Retype every entry exactly, character for character.

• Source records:
# # # # # # #
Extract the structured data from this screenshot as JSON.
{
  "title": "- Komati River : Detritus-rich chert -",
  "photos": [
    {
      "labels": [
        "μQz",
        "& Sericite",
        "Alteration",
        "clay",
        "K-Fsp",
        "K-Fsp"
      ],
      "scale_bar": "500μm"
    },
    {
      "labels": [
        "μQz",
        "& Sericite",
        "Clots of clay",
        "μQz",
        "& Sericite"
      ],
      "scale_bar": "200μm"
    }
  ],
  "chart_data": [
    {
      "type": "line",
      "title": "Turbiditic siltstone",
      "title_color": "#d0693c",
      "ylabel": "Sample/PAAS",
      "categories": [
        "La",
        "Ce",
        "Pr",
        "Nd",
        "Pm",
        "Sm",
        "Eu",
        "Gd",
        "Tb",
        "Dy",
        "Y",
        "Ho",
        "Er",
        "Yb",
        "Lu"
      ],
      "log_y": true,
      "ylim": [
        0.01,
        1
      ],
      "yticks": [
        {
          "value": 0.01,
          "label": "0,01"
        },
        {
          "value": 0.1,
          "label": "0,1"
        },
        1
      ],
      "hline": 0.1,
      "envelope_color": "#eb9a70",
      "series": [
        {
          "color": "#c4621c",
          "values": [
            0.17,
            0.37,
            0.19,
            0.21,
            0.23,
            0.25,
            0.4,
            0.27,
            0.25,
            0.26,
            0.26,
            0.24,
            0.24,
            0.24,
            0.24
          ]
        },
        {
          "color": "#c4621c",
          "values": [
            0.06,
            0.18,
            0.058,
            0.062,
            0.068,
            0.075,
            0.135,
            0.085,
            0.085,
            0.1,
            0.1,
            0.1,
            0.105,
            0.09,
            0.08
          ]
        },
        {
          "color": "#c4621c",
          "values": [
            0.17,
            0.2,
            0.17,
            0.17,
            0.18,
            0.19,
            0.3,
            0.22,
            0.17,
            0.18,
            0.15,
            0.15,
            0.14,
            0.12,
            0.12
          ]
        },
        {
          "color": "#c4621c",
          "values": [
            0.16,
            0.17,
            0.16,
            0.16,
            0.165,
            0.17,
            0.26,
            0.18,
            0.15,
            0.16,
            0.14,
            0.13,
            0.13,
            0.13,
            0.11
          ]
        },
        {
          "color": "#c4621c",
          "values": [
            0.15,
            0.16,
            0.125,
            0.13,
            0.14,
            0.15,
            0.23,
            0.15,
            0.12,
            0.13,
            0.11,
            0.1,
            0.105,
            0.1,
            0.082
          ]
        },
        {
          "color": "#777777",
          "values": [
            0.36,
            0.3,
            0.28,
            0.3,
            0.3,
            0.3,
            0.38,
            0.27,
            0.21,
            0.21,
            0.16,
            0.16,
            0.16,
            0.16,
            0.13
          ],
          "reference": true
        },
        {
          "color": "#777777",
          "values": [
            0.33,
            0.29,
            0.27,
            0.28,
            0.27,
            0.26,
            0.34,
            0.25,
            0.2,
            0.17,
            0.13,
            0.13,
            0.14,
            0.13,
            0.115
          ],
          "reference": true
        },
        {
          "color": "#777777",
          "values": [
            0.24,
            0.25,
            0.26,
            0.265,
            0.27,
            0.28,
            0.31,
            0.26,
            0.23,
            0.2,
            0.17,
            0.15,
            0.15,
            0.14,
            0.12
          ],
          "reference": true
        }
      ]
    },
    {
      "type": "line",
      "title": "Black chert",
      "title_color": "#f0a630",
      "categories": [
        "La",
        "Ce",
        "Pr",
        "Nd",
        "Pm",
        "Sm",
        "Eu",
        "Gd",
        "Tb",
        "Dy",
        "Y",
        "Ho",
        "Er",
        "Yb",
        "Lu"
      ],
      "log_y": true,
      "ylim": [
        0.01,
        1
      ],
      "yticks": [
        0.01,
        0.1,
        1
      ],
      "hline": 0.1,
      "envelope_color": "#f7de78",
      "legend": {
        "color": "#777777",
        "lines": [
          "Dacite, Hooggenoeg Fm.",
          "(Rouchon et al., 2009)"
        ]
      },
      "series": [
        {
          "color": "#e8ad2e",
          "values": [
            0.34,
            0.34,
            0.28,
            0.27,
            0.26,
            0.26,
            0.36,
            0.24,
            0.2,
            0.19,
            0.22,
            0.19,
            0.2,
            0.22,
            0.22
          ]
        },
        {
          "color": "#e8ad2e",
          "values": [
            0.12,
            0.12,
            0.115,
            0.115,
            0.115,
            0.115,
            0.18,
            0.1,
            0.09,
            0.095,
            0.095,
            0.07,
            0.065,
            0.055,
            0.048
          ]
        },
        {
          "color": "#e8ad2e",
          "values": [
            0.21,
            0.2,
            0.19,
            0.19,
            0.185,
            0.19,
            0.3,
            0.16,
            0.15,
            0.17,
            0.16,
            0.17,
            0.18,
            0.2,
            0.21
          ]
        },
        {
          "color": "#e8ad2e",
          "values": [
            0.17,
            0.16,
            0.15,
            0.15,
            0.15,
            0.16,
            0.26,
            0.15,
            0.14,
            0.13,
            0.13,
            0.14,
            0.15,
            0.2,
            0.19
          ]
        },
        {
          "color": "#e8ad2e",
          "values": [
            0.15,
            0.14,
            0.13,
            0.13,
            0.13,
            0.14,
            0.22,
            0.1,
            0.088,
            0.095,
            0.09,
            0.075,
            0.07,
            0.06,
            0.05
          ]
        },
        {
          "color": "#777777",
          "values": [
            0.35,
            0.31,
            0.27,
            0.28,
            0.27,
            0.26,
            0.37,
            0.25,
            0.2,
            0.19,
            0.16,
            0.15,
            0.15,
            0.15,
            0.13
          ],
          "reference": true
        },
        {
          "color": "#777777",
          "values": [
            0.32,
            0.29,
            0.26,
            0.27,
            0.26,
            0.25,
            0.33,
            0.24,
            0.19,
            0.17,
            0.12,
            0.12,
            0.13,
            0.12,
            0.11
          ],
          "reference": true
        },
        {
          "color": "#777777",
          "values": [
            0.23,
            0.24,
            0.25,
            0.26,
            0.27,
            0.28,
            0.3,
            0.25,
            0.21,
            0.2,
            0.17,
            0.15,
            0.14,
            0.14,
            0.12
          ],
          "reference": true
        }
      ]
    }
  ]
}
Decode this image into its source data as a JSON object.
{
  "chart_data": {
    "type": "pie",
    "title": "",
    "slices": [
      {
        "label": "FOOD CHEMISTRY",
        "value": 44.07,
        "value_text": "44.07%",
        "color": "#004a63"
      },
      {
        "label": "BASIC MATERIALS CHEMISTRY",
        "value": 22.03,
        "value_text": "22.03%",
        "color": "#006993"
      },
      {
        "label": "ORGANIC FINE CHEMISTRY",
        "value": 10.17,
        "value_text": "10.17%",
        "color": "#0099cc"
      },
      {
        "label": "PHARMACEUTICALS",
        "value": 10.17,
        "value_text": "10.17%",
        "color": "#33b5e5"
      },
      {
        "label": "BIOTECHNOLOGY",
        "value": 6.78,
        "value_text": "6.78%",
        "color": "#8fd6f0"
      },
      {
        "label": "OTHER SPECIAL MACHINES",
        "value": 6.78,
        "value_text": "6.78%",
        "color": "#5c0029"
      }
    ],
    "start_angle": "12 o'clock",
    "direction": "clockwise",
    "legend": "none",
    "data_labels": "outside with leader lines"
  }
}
# # # # # # #
• Output of the exercise:
Extract the structured data from this screenshot as JSON.
{
  "title": "- Komati River : Detritus-rich chert -",
  "photos": [
    {
      "labels": [
        "μQz",
        "& Sericite",
        "Alteration",
        "clay",
        "K-Fsp",
        "K-Fsp"
      ],
      "scale_bar": "500μm"
    },
    {
      "labels": [
        "μQz",
        "& Sericite",
        "Clots of clay",
        "μQz",
        "& Sericite"
      ],
      "scale_bar": "200μm"
    }
  ],
  "chart_data": [
    {
      "type": "line",
      "title": "Turbiditic siltstone",
      "title_color": "#d0693c",
      "ylabel": "Sample/PAAS",
      "categories": [
        "La",
        "Ce",
        "Pr",
        "Nd",
        "Pm",
        "Sm",
        "Eu",
        "Gd",
        "Tb",
        "Dy",
        "Y",
        "Ho",
        "Er",
        "Yb",
        "Lu"
      ],
      "log_y": true,
      "ylim": [
        0.01,
        1
      ],
      "yticks": [
        {
          "value": 0.01,
          "label": "0,01"
        },
        {
          "value": 0.1,
          "label": "0,1"
        },
        1
      ],
      "hline": 0.1,
      "envelope_color": "#eb9a70",
      "series": [
        {
          "color": "#c4621c",
          "values": [
            0.17,
            0.37,
            0.19,
            0.21,
            0.23,
            0.25,
            0.4,
            0.27,
            0.25,
            0.26,
            0.26,
            0.24,
            0.24,
            0.24,
            0.24
          ]
        },
        {
          "color": "#c4621c",
          "values": [
            0.06,
            0.18,
            0.058,
            0.062,
            0.068,
            0.075,
            0.135,
            0.085,
            0.085,
            0.1,
            0.1,
            0.1,
            0.105,
            0.09,
            0.08
          ]
        },
        {
          "color": "#c4621c",
          "values": [
            0.17,
            0.2,
            0.17,
            0.17,
            0.18,
            0.19,
            0.3,
            0.22,
            0.17,
            0.18,
            0.15,
            0.15,
            0.14,
            0.12,
            0.12
          ]
        },
        {
          "color": "#c4621c",
          "values": [
            0.16,
            0.17,
            0.16,
            0.16,
            0.165,
            0.17,
            0.26,
            0.18,
            0.15,
            0.16,
            0.14,
            0.13,
            0.13,
            0.13,
            0.11
          ]
        },
        {
          "color": "#c4621c",
          "values": [
            0.15,
            0.16,
            0.125,
            0.13,
            0.14,
            0.15,
            0.23,
            0.15,
            0.12,
            0.13,
            0.11,
            0.1,
            0.105,
            0.1,
            0.082
          ]
        },
        {
          "color": "#777777",
          "values": [
            0.36,
            0.3,
            0.28,
            0.3,
            0.3,
            0.3,
            0.38,
            0.27,
            0.21,
            0.21,
            0.16,
            0.16,
            0.16,
            0.16,
            0.13
          ],
          "reference": true
        },
        {
          "color": "#777777",
          "values": [
            0.33,
            0.29,
            0.27,
            0.28,
            0.27,
            0.26,
            0.34,
            0.25,
            0.2,
            0.17,
            0.13,
            0.13,
            0.14,
            0.13,
            0.115
          ],
          "reference": true
        },
        {
          "color": "#777777",
          "values": [
            0.24,
            0.25,
            0.26,
            0.265,
            0.27,
            0.28,
            0.31,
            0.26,
            0.23,
            0.2,
            0.17,
            0.15,
            0.15,
            0.14,
            0.12
          ],
          "reference": true
        }
      ]
    },
    {
      "type": "line",
      "title": "Black chert",
      "title_color": "#f0a630",
      "categories": [
        "La",
        "Ce",
        "Pr",
        "Nd",
        "Pm",
        "Sm",
        "Eu",
        "Gd",
        "Tb",
        "Dy",
        "Y",
        "Ho",
        "Er",
        "Yb",
        "Lu"
      ],
      "log_y": true,
      "ylim": [
        0.01,
        1
      ],
      "yticks": [
        0.01,
        0.1,
        1
      ],
      "hline": 0.1,
      "envelope_color": "#f7de78",
      "legend": {
        "color": "#777777",
        "lines": [
          "Dacite, Hooggenoeg Fm.",
          "(Rouchon et al., 2009)"
        ]
      },
      "series": [
        {
          "color": "#e8ad2e",
          "values": [
            0.34,
            0.34,
            0.28,
            0.27,
            0.26,
            0.26,
            0.36,
            0.24,
            0.2,
            0.19,
            0.22,
            0.19,
            0.2,
            0.22,
            0.22
          ]
        },
        {
          "color": "#e8ad2e",
          "values": [
            0.12,
            0.12,
            0.115,
            0.115,
            0.115,
            0.115,
            0.18,
            0.1,
            0.09,
            0.095,
            0.095,
            0.07,
            0.065,
            0.055,
            0.048
          ]
        },
        {
          "color": "#e8ad2e",
          "values": [
            0.21,
            0.2,
            0.19,
            0.19,
            0.185,
            0.19,
            0.3,
            0.16,
            0.15,
            0.17,
            0.16,
            0.17,
            0.18,
            0.2,
            0.21
          ]
        },
        {
          "color": "#e8ad2e",
          "values": [
            0.17,
            0.16,
            0.15,
            0.15,
            0.15,
            0.16,
            0.26,
            0.15,
            0.14,
            0.13,
            0.13,
            0.14,
            0.15,
            0.2,
            0.19
          ]
        },
        {
          "color": "#e8ad2e",
          "values": [
            0.15,
            0.14,
            0.13,
            0.13,
            0.13,
            0.14,
            0.22,
            0.1,
            0.088,
            0.095,
            0.09,
            0.075,
            0.07,
            0.06,
            0.05
          ]
        },
        {
          "color": "#777777",
          "values": [
            0.35,
            0.31,
            0.27,
            0.28,
            0.27,
            0.26,
            0.37,
            0.25,
            0.2,
            0.19,
            0.16,
            0.15,
            0.15,
            0.15,
            0.13
          ],
          "reference": true
        },
        {
          "color": "#777777",
          "values": [
            0.32,
            0.29,
            0.26,
            0.27,
            0.26,
            0.25,
            0.33,
            0.24,
            0.19,
            0.17,
            0.12,
            0.12,
            0.13,
            0.12,
            0.11
          ],
          "reference": true
        },
        {
          "color": "#777777",
          "values": [
            0.23,
            0.24,
            0.25,
            0.26,
            0.27,
            0.28,
            0.3,
            0.25,
            0.21,
            0.2,
            0.17,
            0.15,
            0.14,
            0.14,
            0.12
          ],
          "reference": true
        }
      ]
    }
  ]
}
Decode this image into its source data as a JSON object.
{
  "chart_data": {
    "type": "pie",
    "title": "",
    "slices": [
      {
        "label": "FOOD CHEMISTRY",
        "value": 44.07,
        "value_text": "44.07%",
        "color": "#004a63"
      },
      {
        "label": "BASIC MATERIALS CHEMISTRY",
        "value": 22.03,
        "value_text": "22.03%",
        "color": "#006993"
      },
      {
        "label": "ORGANIC FINE CHEMISTRY",
        "value": 10.17,
        "value_text": "10.17%",
        "color": "#0099cc"
      },
      {
        "label": "PHARMACEUTICALS",
        "value": 10.17,
        "value_text": "10.17%",
        "color": "#33b5e5"
      },
      {
        "label": "BIOTECHNOLOGY",
        "value": 6.78,
        "value_text": "6.78%",
        "color": "#8fd6f0"
      },
      {
        "label": "OTHER SPECIAL MACHINES",
        "value": 6.78,
        "value_text": "6.78%",
        "color": "#5c0029"
      }
    ],
    "start_angle": "12 o'clock",
    "direction": "clockwise",
    "legend": "none",
    "data_labels": "outside with leader lines"
  }
}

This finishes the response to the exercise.